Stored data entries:

—————

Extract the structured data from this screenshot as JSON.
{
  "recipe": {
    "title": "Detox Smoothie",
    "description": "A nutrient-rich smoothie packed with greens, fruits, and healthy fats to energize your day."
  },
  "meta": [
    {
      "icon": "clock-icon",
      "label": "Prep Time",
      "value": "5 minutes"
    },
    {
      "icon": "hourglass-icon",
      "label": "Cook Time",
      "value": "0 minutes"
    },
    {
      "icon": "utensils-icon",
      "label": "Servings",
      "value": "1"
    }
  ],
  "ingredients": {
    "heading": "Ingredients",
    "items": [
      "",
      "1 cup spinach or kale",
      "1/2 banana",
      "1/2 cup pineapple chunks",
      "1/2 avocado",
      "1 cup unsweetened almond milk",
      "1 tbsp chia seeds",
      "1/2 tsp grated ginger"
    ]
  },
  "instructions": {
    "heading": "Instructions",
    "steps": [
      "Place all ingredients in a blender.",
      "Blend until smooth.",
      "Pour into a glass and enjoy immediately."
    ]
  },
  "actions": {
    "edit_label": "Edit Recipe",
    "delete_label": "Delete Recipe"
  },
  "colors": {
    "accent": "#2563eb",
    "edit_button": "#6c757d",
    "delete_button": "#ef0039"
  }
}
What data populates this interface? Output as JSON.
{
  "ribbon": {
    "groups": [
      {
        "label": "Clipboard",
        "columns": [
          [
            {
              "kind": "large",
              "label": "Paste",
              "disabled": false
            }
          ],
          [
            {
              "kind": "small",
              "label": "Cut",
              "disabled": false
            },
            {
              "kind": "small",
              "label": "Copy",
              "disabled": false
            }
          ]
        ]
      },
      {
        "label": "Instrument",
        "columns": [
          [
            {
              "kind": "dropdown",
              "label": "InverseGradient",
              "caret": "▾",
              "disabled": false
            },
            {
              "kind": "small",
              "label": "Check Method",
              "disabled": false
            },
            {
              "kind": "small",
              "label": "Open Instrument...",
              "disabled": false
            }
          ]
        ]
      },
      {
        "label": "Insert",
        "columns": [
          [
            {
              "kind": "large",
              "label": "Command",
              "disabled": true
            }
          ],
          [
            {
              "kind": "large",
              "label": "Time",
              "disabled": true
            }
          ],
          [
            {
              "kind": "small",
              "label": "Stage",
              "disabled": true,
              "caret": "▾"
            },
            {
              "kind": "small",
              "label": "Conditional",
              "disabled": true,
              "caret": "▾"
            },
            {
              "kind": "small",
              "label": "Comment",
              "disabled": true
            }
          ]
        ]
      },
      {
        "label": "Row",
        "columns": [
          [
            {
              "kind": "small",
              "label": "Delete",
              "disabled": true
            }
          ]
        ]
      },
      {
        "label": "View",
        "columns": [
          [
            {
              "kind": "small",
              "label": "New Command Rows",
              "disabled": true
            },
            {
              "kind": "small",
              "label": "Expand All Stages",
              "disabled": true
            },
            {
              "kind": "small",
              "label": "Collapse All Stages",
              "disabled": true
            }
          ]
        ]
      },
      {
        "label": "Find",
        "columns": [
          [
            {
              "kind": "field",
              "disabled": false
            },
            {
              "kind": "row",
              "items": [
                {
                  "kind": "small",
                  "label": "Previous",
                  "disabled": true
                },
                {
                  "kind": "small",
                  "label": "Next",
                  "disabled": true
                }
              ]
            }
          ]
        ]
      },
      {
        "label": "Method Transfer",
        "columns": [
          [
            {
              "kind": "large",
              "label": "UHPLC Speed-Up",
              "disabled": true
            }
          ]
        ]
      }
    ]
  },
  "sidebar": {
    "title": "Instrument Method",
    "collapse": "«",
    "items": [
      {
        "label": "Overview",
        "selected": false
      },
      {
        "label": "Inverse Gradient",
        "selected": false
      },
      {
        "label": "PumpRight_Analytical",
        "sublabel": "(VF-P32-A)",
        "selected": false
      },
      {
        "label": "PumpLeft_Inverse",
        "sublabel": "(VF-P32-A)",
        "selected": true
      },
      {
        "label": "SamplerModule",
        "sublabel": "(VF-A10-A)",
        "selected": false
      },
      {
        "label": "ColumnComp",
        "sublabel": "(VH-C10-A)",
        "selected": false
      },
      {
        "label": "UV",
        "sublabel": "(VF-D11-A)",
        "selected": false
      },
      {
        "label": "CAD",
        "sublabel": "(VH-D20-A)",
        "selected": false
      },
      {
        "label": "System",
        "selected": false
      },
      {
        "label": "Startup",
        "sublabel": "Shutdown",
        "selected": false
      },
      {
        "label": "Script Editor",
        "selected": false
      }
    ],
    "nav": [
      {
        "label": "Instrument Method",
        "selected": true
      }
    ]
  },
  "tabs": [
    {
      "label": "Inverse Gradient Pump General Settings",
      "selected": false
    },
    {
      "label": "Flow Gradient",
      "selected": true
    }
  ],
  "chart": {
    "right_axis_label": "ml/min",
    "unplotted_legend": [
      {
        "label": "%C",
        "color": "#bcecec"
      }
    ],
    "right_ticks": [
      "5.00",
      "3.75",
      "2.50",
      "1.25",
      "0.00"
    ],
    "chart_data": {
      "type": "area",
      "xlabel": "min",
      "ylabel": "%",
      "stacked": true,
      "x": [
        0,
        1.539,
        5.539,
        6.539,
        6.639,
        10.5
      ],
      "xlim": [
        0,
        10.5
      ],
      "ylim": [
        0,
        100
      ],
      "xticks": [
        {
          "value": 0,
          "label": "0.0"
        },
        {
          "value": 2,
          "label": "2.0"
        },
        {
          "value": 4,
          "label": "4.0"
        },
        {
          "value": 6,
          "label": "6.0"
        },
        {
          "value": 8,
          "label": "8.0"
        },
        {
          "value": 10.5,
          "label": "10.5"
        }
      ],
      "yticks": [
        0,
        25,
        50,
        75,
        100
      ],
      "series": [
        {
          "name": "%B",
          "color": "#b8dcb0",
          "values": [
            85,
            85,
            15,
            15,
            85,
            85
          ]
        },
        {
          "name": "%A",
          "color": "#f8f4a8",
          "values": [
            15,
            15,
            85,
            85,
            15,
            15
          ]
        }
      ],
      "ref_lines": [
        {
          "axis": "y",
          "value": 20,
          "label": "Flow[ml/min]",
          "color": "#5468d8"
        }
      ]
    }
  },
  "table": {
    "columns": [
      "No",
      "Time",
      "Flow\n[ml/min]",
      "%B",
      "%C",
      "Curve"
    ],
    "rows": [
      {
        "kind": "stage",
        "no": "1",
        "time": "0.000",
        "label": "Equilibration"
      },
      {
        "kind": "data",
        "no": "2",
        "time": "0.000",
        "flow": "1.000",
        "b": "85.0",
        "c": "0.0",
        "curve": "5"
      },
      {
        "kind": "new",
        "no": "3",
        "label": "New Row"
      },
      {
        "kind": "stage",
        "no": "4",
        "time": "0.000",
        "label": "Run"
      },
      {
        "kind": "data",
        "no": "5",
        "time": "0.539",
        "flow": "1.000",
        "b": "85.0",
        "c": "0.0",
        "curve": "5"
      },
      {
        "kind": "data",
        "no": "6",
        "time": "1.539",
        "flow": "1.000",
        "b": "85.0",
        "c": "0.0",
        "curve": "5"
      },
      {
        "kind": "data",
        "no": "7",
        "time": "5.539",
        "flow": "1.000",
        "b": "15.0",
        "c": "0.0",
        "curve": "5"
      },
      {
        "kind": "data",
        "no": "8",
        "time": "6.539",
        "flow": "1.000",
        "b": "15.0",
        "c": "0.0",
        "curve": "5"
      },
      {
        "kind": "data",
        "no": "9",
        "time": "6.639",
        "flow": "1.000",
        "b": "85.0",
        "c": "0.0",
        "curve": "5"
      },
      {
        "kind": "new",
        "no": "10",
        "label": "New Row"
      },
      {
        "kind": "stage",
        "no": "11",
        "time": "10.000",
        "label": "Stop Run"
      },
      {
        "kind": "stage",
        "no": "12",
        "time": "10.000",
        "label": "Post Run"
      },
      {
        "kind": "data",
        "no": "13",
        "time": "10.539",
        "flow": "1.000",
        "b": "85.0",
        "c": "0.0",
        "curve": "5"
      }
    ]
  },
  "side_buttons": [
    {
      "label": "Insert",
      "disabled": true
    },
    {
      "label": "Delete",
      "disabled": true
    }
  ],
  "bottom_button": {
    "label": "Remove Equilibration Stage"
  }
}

—————

What you need to do:
From the data above, show each line that contains "sublabel".

Exercise answer:
        "sublabel": "(VF-P32-A)",
        "sublabel": "(VF-P32-A)",
        "sublabel": "(VF-A10-A)",
        "sublabel": "(VH-C10-A)",
        "sublabel": "(VF-D11-A)",
        "sublabel": "(VH-D20-A)",
        "sublabel": "Shutdown",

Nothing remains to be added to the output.